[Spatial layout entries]
-------------------------

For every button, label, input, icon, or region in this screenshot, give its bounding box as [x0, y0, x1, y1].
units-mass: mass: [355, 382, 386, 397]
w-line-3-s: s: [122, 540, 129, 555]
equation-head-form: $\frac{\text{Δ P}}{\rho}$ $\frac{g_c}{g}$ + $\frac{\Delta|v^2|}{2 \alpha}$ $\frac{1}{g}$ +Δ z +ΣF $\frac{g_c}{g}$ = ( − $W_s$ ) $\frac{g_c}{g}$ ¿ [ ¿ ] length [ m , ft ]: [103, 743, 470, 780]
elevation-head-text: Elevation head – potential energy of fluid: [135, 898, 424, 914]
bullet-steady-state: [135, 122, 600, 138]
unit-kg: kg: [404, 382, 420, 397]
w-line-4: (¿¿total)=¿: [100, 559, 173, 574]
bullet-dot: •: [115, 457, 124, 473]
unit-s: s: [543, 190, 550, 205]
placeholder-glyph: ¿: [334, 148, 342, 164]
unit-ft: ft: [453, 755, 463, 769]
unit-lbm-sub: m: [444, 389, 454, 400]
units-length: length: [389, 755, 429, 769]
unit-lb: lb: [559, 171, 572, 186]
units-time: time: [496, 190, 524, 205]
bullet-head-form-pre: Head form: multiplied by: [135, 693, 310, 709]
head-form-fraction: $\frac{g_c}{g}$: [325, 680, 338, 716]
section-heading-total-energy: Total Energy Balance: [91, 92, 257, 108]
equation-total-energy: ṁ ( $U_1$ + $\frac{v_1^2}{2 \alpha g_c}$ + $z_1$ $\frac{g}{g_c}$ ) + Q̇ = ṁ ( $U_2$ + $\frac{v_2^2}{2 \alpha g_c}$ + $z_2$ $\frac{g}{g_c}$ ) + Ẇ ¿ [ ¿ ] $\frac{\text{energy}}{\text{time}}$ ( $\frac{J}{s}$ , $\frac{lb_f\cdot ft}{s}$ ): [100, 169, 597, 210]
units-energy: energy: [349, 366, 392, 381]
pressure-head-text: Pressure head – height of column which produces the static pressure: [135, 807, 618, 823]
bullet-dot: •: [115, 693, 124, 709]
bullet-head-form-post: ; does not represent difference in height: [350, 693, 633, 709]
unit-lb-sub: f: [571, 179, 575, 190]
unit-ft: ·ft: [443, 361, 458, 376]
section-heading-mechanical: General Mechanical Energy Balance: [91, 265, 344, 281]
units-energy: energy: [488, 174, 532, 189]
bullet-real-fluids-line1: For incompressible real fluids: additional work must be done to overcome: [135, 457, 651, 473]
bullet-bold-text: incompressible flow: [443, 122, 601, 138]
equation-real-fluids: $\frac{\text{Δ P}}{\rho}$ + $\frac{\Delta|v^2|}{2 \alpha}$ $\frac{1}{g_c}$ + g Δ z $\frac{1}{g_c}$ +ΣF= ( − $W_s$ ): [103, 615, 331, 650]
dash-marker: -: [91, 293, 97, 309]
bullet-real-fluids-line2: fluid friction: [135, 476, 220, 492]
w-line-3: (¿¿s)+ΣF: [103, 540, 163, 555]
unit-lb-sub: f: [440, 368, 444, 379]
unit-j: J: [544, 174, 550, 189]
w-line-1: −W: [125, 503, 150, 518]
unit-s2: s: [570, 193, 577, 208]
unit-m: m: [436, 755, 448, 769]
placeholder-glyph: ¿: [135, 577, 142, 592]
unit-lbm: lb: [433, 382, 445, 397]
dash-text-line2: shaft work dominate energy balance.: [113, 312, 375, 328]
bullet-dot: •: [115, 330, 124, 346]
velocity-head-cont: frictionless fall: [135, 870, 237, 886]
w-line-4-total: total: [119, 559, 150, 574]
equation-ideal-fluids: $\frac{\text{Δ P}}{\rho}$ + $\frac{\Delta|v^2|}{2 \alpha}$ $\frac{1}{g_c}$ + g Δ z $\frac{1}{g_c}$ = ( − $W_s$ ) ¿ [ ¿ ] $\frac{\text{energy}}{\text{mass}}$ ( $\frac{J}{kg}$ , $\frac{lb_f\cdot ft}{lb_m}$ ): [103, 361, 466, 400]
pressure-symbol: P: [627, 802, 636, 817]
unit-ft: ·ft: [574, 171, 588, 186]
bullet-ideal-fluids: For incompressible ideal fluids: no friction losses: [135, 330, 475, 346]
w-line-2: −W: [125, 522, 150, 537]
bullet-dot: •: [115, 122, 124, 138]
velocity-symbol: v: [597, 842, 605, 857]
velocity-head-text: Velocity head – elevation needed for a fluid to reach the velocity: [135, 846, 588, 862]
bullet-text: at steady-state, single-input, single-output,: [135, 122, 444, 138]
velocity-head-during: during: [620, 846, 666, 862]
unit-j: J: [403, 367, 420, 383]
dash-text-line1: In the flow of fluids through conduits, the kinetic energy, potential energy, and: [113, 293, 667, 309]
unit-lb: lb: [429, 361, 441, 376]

-------------------------

• Problem description: Rename "bullet-dot" to "bullet-marker" everywhere it appears in the records above, and reproduce all lines with everything else unchanged.

• Task output:
For every button, label, input, icon, or region in this screenshot, give its bounding box as [x0, y0, x1, y1].
units-mass: mass: [355, 382, 386, 397]
w-line-3-s: s: [122, 540, 129, 555]
equation-head-form: $\frac{\text{Δ P}}{\rho}$ $\frac{g_c}{g}$ + $\frac{\Delta|v^2|}{2 \alpha}$ $\frac{1}{g}$ +Δ z +ΣF $\frac{g_c}{g}$ = ( − $W_s$ ) $\frac{g_c}{g}$ ¿ [ ¿ ] length [ m , ft ]: [103, 743, 470, 780]
elevation-head-text: Elevation head – potential energy of fluid: [135, 898, 424, 914]
bullet-steady-state: [135, 122, 600, 138]
unit-kg: kg: [404, 382, 420, 397]
w-line-4: (¿¿total)=¿: [100, 559, 173, 574]
bullet-marker: •: [115, 457, 124, 473]
unit-s: s: [543, 190, 550, 205]
placeholder-glyph: ¿: [334, 148, 342, 164]
unit-ft: ft: [453, 755, 463, 769]
unit-lbm-sub: m: [444, 389, 454, 400]
units-length: length: [389, 755, 429, 769]
unit-lb: lb: [559, 171, 572, 186]
units-time: time: [496, 190, 524, 205]
bullet-head-form-pre: Head form: multiplied by: [135, 693, 310, 709]
head-form-fraction: $\frac{g_c}{g}$: [325, 680, 338, 716]
section-heading-total-energy: Total Energy Balance: [91, 92, 257, 108]
equation-total-energy: ṁ ( $U_1$ + $\frac{v_1^2}{2 \alpha g_c}$ + $z_1$ $\frac{g}{g_c}$ ) + Q̇ = ṁ ( $U_2$ + $\frac{v_2^2}{2 \alpha g_c}$ + $z_2$ $\frac{g}{g_c}$ ) + Ẇ ¿ [ ¿ ] $\frac{\text{energy}}{\text{time}}$ ( $\frac{J}{s}$ , $\frac{lb_f\cdot ft}{s}$ ): [100, 169, 597, 210]
units-energy: energy: [349, 366, 392, 381]
pressure-head-text: Pressure head – height of column which produces the static pressure: [135, 807, 618, 823]
bullet-marker: •: [115, 693, 124, 709]
bullet-head-form-post: ; does not represent difference in height: [350, 693, 633, 709]
unit-lb-sub: f: [571, 179, 575, 190]
unit-ft: ·ft: [443, 361, 458, 376]
section-heading-mechanical: General Mechanical Energy Balance: [91, 265, 344, 281]
units-energy: energy: [488, 174, 532, 189]
bullet-real-fluids-line1: For incompressible real fluids: additional work must be done to overcome: [135, 457, 651, 473]
bullet-bold-text: incompressible flow: [443, 122, 601, 138]
equation-real-fluids: $\frac{\text{Δ P}}{\rho}$ + $\frac{\Delta|v^2|}{2 \alpha}$ $\frac{1}{g_c}$ + g Δ z $\frac{1}{g_c}$ +ΣF= ( − $W_s$ ): [103, 615, 331, 650]
dash-marker: -: [91, 293, 97, 309]
bullet-real-fluids-line2: fluid friction: [135, 476, 220, 492]
w-line-3: (¿¿s)+ΣF: [103, 540, 163, 555]
unit-lb-sub: f: [440, 368, 444, 379]
unit-j: J: [544, 174, 550, 189]
w-line-1: −W: [125, 503, 150, 518]
unit-s2: s: [570, 193, 577, 208]
unit-m: m: [436, 755, 448, 769]
placeholder-glyph: ¿: [135, 577, 142, 592]
unit-lbm: lb: [433, 382, 445, 397]
dash-text-line2: shaft work dominate energy balance.: [113, 312, 375, 328]
bullet-marker: •: [115, 330, 124, 346]
velocity-head-cont: frictionless fall: [135, 870, 237, 886]
w-line-4-total: total: [119, 559, 150, 574]
equation-ideal-fluids: $\frac{\text{Δ P}}{\rho}$ + $\frac{\Delta|v^2|}{2 \alpha}$ $\frac{1}{g_c}$ + g Δ z $\frac{1}{g_c}$ = ( − $W_s$ ) ¿ [ ¿ ] $\frac{\text{energy}}{\text{mass}}$ ( $\frac{J}{kg}$ , $\frac{lb_f\cdot ft}{lb_m}$ ): [103, 361, 466, 400]
pressure-symbol: P: [627, 802, 636, 817]
unit-ft: ·ft: [574, 171, 588, 186]
bullet-ideal-fluids: For incompressible ideal fluids: no friction losses: [135, 330, 475, 346]
w-line-2: −W: [125, 522, 150, 537]
bullet-marker: •: [115, 122, 124, 138]
velocity-symbol: v: [597, 842, 605, 857]
velocity-head-text: Velocity head – elevation needed for a fluid to reach the velocity: [135, 846, 588, 862]
bullet-text: at steady-state, single-input, single-output,: [135, 122, 444, 138]
velocity-head-during: during: [620, 846, 666, 862]
unit-j: J: [403, 367, 420, 383]
dash-text-line1: In the flow of fluids through conduits, the kinetic energy, potential energy, and: [113, 293, 667, 309]
unit-lb: lb: [429, 361, 441, 376]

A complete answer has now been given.